:: TASK INSTRUCTIONS ::
Of all the lines in the material, how many include the word "seconds"? Give only the number.

———

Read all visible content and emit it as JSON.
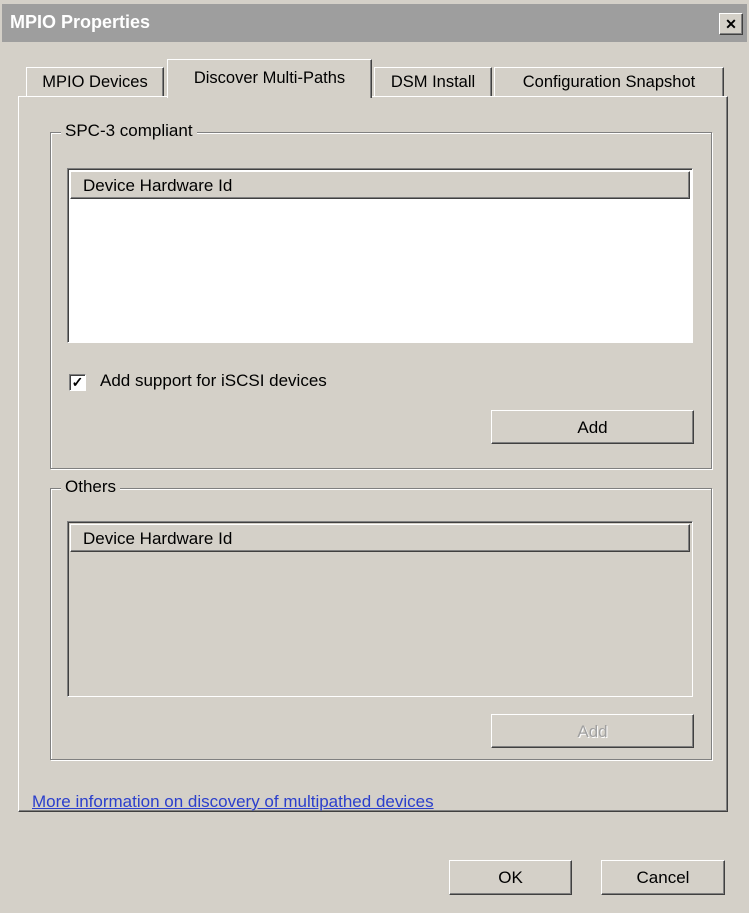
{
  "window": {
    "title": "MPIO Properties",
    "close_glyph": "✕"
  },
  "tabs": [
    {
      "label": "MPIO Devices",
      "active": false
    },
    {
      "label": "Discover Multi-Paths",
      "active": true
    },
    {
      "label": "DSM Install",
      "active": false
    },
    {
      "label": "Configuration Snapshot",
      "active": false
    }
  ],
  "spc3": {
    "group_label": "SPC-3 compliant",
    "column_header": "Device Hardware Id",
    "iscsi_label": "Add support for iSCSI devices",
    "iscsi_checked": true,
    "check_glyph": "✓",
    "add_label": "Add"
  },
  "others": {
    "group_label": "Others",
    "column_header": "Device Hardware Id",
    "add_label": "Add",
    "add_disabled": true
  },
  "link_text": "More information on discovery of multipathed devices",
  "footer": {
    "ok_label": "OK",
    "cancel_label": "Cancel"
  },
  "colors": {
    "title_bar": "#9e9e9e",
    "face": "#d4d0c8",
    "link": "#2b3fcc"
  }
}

———

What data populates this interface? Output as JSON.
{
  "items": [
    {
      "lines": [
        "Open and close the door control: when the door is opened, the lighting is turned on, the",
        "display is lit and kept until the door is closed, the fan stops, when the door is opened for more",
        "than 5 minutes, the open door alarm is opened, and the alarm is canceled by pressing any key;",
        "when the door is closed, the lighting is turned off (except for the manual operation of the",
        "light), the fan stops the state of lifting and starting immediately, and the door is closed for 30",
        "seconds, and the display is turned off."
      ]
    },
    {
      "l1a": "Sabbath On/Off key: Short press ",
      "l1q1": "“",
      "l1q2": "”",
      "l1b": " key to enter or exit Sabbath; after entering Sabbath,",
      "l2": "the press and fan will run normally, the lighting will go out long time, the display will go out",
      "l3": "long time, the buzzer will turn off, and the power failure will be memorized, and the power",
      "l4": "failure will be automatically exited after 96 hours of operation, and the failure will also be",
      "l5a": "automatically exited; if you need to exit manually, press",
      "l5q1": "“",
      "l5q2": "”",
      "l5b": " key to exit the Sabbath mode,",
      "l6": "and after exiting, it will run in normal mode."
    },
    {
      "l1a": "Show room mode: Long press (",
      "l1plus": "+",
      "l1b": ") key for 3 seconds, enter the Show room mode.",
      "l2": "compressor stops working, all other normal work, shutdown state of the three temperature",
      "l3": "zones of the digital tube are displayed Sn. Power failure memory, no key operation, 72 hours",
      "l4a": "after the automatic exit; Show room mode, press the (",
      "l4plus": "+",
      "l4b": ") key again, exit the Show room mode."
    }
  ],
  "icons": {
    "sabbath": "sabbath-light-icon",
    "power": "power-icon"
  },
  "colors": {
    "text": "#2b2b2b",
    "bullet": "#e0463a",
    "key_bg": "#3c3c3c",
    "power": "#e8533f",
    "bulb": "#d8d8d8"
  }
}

———

:: RESPONSE ::
2